▸ EXERCISE DIRECTIONS
Everything in the listing should be restated word for word.

▸ EXERCISE MATERIAL
>>

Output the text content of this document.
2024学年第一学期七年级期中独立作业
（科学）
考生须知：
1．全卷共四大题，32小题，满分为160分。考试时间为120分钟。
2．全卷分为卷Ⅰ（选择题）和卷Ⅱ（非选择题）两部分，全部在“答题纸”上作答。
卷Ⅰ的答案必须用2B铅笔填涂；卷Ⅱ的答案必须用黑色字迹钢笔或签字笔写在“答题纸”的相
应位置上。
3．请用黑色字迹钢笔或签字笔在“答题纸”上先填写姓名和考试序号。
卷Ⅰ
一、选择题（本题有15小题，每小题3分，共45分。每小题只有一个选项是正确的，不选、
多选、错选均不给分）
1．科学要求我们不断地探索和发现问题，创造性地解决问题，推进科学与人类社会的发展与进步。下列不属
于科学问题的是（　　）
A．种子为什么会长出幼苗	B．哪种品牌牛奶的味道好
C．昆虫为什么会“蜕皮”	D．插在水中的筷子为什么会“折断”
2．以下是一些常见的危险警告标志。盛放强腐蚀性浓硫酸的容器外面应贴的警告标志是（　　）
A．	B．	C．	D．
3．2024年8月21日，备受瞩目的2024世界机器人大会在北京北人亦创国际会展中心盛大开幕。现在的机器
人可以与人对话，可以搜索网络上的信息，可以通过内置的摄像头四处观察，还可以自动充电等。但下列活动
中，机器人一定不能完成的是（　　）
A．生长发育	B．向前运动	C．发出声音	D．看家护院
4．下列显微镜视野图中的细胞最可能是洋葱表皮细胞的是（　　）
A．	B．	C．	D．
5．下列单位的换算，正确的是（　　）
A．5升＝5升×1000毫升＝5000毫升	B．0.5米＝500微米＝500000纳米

<<

▸ FULL ANSWER
Output the text content of this document.
2024学年第一学期七年级期中独立作业
（科学）
考生须知：
1．全卷共四大题，32小题，满分为160分。考试时间为120分钟。
2．全卷分为卷Ⅰ（选择题）和卷Ⅱ（非选择题）两部分，全部在“答题纸”上作答。
卷Ⅰ的答案必须用2B铅笔填涂；卷Ⅱ的答案必须用黑色字迹钢笔或签字笔写在“答题纸”的相
应位置上。
3．请用黑色字迹钢笔或签字笔在“答题纸”上先填写姓名和考试序号。
卷Ⅰ
一、选择题（本题有15小题，每小题3分，共45分。每小题只有一个选项是正确的，不选、
多选、错选均不给分）
1．科学要求我们不断地探索和发现问题，创造性地解决问题，推进科学与人类社会的发展与进步。下列不属
于科学问题的是（　　）
A．种子为什么会长出幼苗	B．哪种品牌牛奶的味道好
C．昆虫为什么会“蜕皮”	D．插在水中的筷子为什么会“折断”
2．以下是一些常见的危险警告标志。盛放强腐蚀性浓硫酸的容器外面应贴的警告标志是（　　）
A．	B．	C．	D．
3．2024年8月21日，备受瞩目的2024世界机器人大会在北京北人亦创国际会展中心盛大开幕。现在的机器
人可以与人对话，可以搜索网络上的信息，可以通过内置的摄像头四处观察，还可以自动充电等。但下列活动
中，机器人一定不能完成的是（　　）
A．生长发育	B．向前运动	C．发出声音	D．看家护院
4．下列显微镜视野图中的细胞最可能是洋葱表皮细胞的是（　　）
A．	B．	C．	D．
5．下列单位的换算，正确的是（　　）
A．5升＝5升×1000毫升＝5000毫升	B．0.5米＝500微米＝500000纳米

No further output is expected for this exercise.